• TASK DESCRIPTION
Give back the full listing verbatim, apart from its images.

*-*-*

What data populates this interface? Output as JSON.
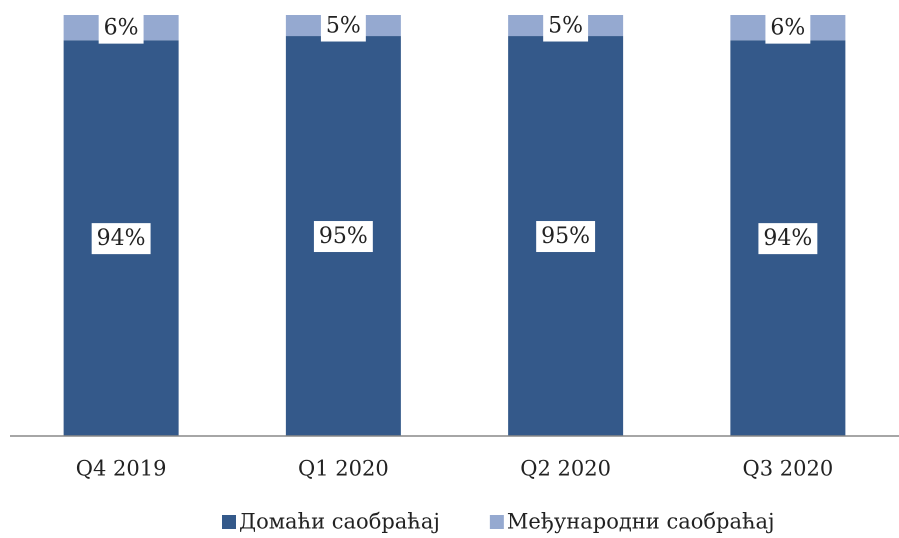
{
  "chart_data": {
    "type": "stacked_bar",
    "categories": [
      "Q4 2019",
      "Q1 2020",
      "Q2 2020",
      "Q3 2020"
    ],
    "series": [
      {
        "name": "Домаћи саобраћај",
        "color": "#34598a",
        "values": [
          94,
          95,
          95,
          94
        ],
        "value_labels": [
          "94%",
          "95%",
          "95%",
          "94%"
        ]
      },
      {
        "name": "Међународни саобраћај",
        "color": "#95a9d0",
        "values": [
          6,
          5,
          5,
          6
        ],
        "value_labels": [
          "6%",
          "5%",
          "5%",
          "6%"
        ]
      }
    ],
    "legend": "bottom"
  }
}
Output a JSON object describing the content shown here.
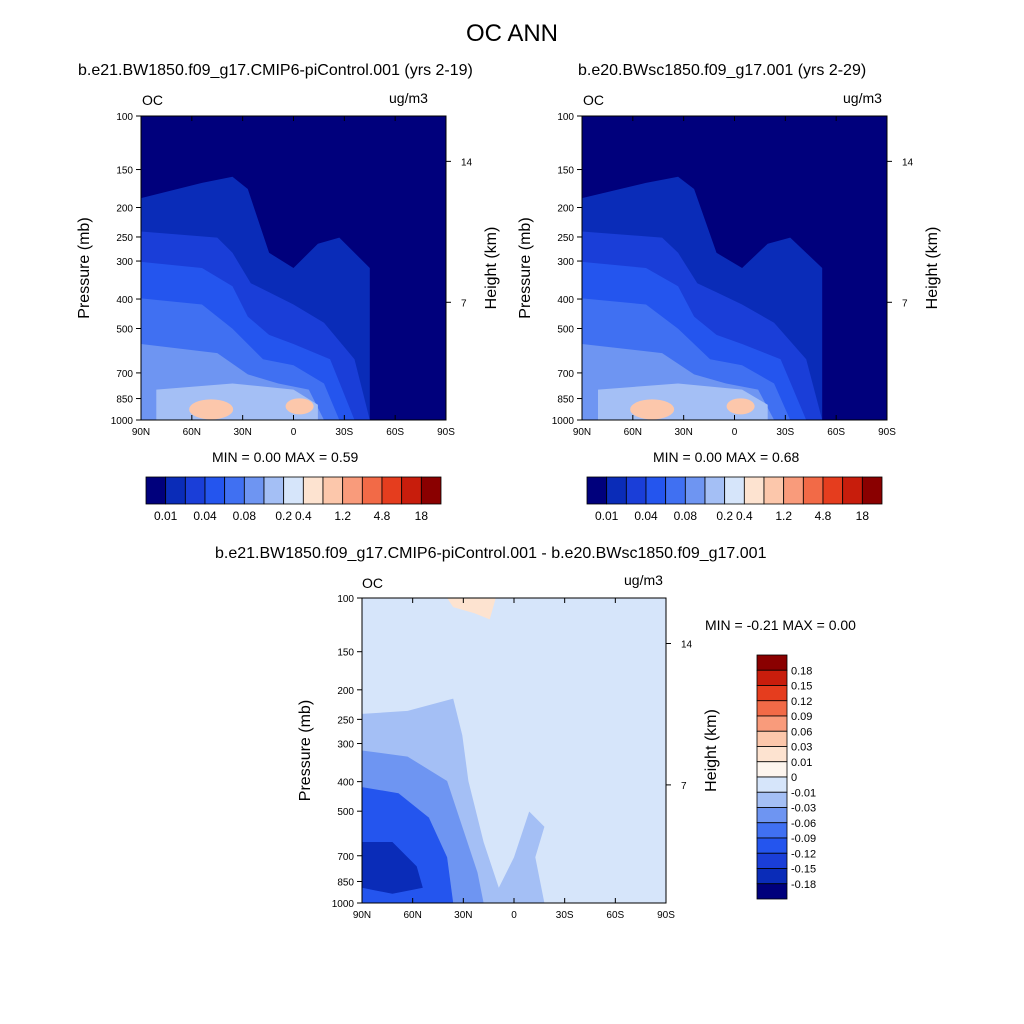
{
  "title": "OC ANN",
  "chart_data": [
    {
      "type": "heatmap",
      "title": "b.e21.BW1850.f09_g17.CMIP6-piControl.001 (yrs 2-19)",
      "left_label": "OC",
      "units": "ug/m3",
      "ylabel": "Pressure (mb)",
      "ylabel_right": "Height (km)",
      "xticks": [
        "90N",
        "60N",
        "30N",
        "0",
        "30S",
        "60S",
        "90S"
      ],
      "yticks": [
        "100",
        "150",
        "200",
        "250",
        "300",
        "400",
        "500",
        "700",
        "850",
        "1000"
      ],
      "yticks_right": [
        "14",
        "7"
      ],
      "ylim": [
        100,
        1000
      ],
      "log_scale_y": true,
      "stats": "MIN =   0.00  MAX =   0.59",
      "min": 0.0,
      "max": 0.59,
      "colorbar_labels": [
        "0.01",
        "0.04",
        "0.08",
        "0.2",
        "0.4",
        "1.2",
        "4.8",
        "18"
      ],
      "colorbar_colors": [
        "#00007c",
        "#0a2cb8",
        "#1a3ed8",
        "#2455ee",
        "#4070f2",
        "#6e95f2",
        "#a4bff5",
        "#d6e5fa",
        "#fde3d0",
        "#fcc7ab",
        "#f99b7b",
        "#f26a47",
        "#e53d1e",
        "#c81d0c",
        "#8a0000"
      ]
    },
    {
      "type": "heatmap",
      "title": "b.e20.BWsc1850.f09_g17.001 (yrs 2-29)",
      "left_label": "OC",
      "units": "ug/m3",
      "ylabel": "Pressure (mb)",
      "ylabel_right": "Height (km)",
      "xticks": [
        "90N",
        "60N",
        "30N",
        "0",
        "30S",
        "60S",
        "90S"
      ],
      "yticks": [
        "100",
        "150",
        "200",
        "250",
        "300",
        "400",
        "500",
        "700",
        "850",
        "1000"
      ],
      "yticks_right": [
        "14",
        "7"
      ],
      "ylim": [
        100,
        1000
      ],
      "log_scale_y": true,
      "stats": "MIN =   0.00  MAX =   0.68",
      "min": 0.0,
      "max": 0.68,
      "colorbar_labels": [
        "0.01",
        "0.04",
        "0.08",
        "0.2",
        "0.4",
        "1.2",
        "4.8",
        "18"
      ],
      "colorbar_colors": [
        "#00007c",
        "#0a2cb8",
        "#1a3ed8",
        "#2455ee",
        "#4070f2",
        "#6e95f2",
        "#a4bff5",
        "#d6e5fa",
        "#fde3d0",
        "#fcc7ab",
        "#f99b7b",
        "#f26a47",
        "#e53d1e",
        "#c81d0c",
        "#8a0000"
      ]
    },
    {
      "type": "heatmap",
      "title": "b.e21.BW1850.f09_g17.CMIP6-piControl.001 - b.e20.BWsc1850.f09_g17.001",
      "left_label": "OC",
      "units": "ug/m3",
      "ylabel": "Pressure (mb)",
      "ylabel_right": "Height (km)",
      "xticks": [
        "90N",
        "60N",
        "30N",
        "0",
        "30S",
        "60S",
        "90S"
      ],
      "yticks": [
        "100",
        "150",
        "200",
        "250",
        "300",
        "400",
        "500",
        "700",
        "850",
        "1000"
      ],
      "yticks_right": [
        "14",
        "7"
      ],
      "ylim": [
        100,
        1000
      ],
      "log_scale_y": true,
      "stats": "MIN =  -0.21  MAX =   0.00",
      "min": -0.21,
      "max": 0.0,
      "colorbar_labels": [
        "0.18",
        "0.15",
        "0.12",
        "0.09",
        "0.06",
        "0.03",
        "0.01",
        "0",
        "-0.01",
        "-0.03",
        "-0.06",
        "-0.09",
        "-0.12",
        "-0.15",
        "-0.18"
      ],
      "colorbar_colors": [
        "#8a0000",
        "#c81d0c",
        "#e53d1e",
        "#f26a47",
        "#f99b7b",
        "#fcc7ab",
        "#fde3d0",
        "#fdf5ee",
        "#d6e5fa",
        "#a4bff5",
        "#6e95f2",
        "#4070f2",
        "#2455ee",
        "#1a3ed8",
        "#0a2cb8",
        "#00007c"
      ]
    }
  ]
}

*-*-*

• RIGHT ANSWER
What data populates this interface? Output as JSON.
{
  "chart_data": {
    "type": "stacked_bar",
    "categories": [
      "Q4 2019",
      "Q1 2020",
      "Q2 2020",
      "Q3 2020"
    ],
    "series": [
      {
        "name": "Домаћи саобраћај",
        "color": "#34598a",
        "values": [
          94,
          95,
          95,
          94
        ],
        "value_labels": [
          "94%",
          "95%",
          "95%",
          "94%"
        ]
      },
      {
        "name": "Међународни саобраћај",
        "color": "#95a9d0",
        "values": [
          6,
          5,
          5,
          6
        ],
        "value_labels": [
          "6%",
          "5%",
          "5%",
          "6%"
        ]
      }
    ],
    "legend": "bottom"
  }
}
Output a JSON object describing the content shown here.
{
  "title": "OC ANN",
  "chart_data": [
    {
      "type": "heatmap",
      "title": "b.e21.BW1850.f09_g17.CMIP6-piControl.001 (yrs 2-19)",
      "left_label": "OC",
      "units": "ug/m3",
      "ylabel": "Pressure (mb)",
      "ylabel_right": "Height (km)",
      "xticks": [
        "90N",
        "60N",
        "30N",
        "0",
        "30S",
        "60S",
        "90S"
      ],
      "yticks": [
        "100",
        "150",
        "200",
        "250",
        "300",
        "400",
        "500",
        "700",
        "850",
        "1000"
      ],
      "yticks_right": [
        "14",
        "7"
      ],
      "ylim": [
        100,
        1000
      ],
      "log_scale_y": true,
      "stats": "MIN =   0.00  MAX =   0.59",
      "min": 0.0,
      "max": 0.59,
      "colorbar_labels": [
        "0.01",
        "0.04",
        "0.08",
        "0.2",
        "0.4",
        "1.2",
        "4.8",
        "18"
      ],
      "colorbar_colors": [
        "#00007c",
        "#0a2cb8",
        "#1a3ed8",
        "#2455ee",
        "#4070f2",
        "#6e95f2",
        "#a4bff5",
        "#d6e5fa",
        "#fde3d0",
        "#fcc7ab",
        "#f99b7b",
        "#f26a47",
        "#e53d1e",
        "#c81d0c",
        "#8a0000"
      ]
    },
    {
      "type": "heatmap",
      "title": "b.e20.BWsc1850.f09_g17.001 (yrs 2-29)",
      "left_label": "OC",
      "units": "ug/m3",
      "ylabel": "Pressure (mb)",
      "ylabel_right": "Height (km)",
      "xticks": [
        "90N",
        "60N",
        "30N",
        "0",
        "30S",
        "60S",
        "90S"
      ],
      "yticks": [
        "100",
        "150",
        "200",
        "250",
        "300",
        "400",
        "500",
        "700",
        "850",
        "1000"
      ],
      "yticks_right": [
        "14",
        "7"
      ],
      "ylim": [
        100,
        1000
      ],
      "log_scale_y": true,
      "stats": "MIN =   0.00  MAX =   0.68",
      "min": 0.0,
      "max": 0.68,
      "colorbar_labels": [
        "0.01",
        "0.04",
        "0.08",
        "0.2",
        "0.4",
        "1.2",
        "4.8",
        "18"
      ],
      "colorbar_colors": [
        "#00007c",
        "#0a2cb8",
        "#1a3ed8",
        "#2455ee",
        "#4070f2",
        "#6e95f2",
        "#a4bff5",
        "#d6e5fa",
        "#fde3d0",
        "#fcc7ab",
        "#f99b7b",
        "#f26a47",
        "#e53d1e",
        "#c81d0c",
        "#8a0000"
      ]
    },
    {
      "type": "heatmap",
      "title": "b.e21.BW1850.f09_g17.CMIP6-piControl.001 - b.e20.BWsc1850.f09_g17.001",
      "left_label": "OC",
      "units": "ug/m3",
      "ylabel": "Pressure (mb)",
      "ylabel_right": "Height (km)",
      "xticks": [
        "90N",
        "60N",
        "30N",
        "0",
        "30S",
        "60S",
        "90S"
      ],
      "yticks": [
        "100",
        "150",
        "200",
        "250",
        "300",
        "400",
        "500",
        "700",
        "850",
        "1000"
      ],
      "yticks_right": [
        "14",
        "7"
      ],
      "ylim": [
        100,
        1000
      ],
      "log_scale_y": true,
      "stats": "MIN =  -0.21  MAX =   0.00",
      "min": -0.21,
      "max": 0.0,
      "colorbar_labels": [
        "0.18",
        "0.15",
        "0.12",
        "0.09",
        "0.06",
        "0.03",
        "0.01",
        "0",
        "-0.01",
        "-0.03",
        "-0.06",
        "-0.09",
        "-0.12",
        "-0.15",
        "-0.18"
      ],
      "colorbar_colors": [
        "#8a0000",
        "#c81d0c",
        "#e53d1e",
        "#f26a47",
        "#f99b7b",
        "#fcc7ab",
        "#fde3d0",
        "#fdf5ee",
        "#d6e5fa",
        "#a4bff5",
        "#6e95f2",
        "#4070f2",
        "#2455ee",
        "#1a3ed8",
        "#0a2cb8",
        "#00007c"
      ]
    }
  ]
}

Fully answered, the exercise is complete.